◆ **GOAL**: Identify every line containing the word "title" and reproduce each one.

◆ **DATA SECTION**:
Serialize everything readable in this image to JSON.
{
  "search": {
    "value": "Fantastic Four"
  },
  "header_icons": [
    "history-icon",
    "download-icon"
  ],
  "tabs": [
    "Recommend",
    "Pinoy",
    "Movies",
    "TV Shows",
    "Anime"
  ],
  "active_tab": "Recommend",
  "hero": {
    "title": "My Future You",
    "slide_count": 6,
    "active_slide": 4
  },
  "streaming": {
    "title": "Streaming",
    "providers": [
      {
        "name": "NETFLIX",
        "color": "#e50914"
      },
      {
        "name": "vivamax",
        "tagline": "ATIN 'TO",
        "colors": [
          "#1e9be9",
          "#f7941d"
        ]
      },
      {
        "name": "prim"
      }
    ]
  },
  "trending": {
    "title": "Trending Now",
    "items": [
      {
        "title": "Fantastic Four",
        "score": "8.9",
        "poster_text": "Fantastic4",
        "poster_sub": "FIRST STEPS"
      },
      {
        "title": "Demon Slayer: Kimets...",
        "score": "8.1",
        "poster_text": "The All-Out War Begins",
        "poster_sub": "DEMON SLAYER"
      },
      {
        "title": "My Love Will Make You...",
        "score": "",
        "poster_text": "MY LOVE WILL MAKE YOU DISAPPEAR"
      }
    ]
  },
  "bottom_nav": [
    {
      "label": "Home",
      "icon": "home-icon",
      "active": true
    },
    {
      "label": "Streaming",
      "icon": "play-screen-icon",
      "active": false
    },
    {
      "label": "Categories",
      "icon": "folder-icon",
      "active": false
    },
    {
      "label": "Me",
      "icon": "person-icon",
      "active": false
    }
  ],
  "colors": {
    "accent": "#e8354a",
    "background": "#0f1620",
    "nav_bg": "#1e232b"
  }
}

◆ **EXERCISE RESULT**:
    "title": "My Future You",
    "title": "Streaming",
    "title": "Trending Now",
        "title": "Fantastic Four",
        "title": "Demon Slayer: Kimets...",
        "title": "My Love Will Make You...",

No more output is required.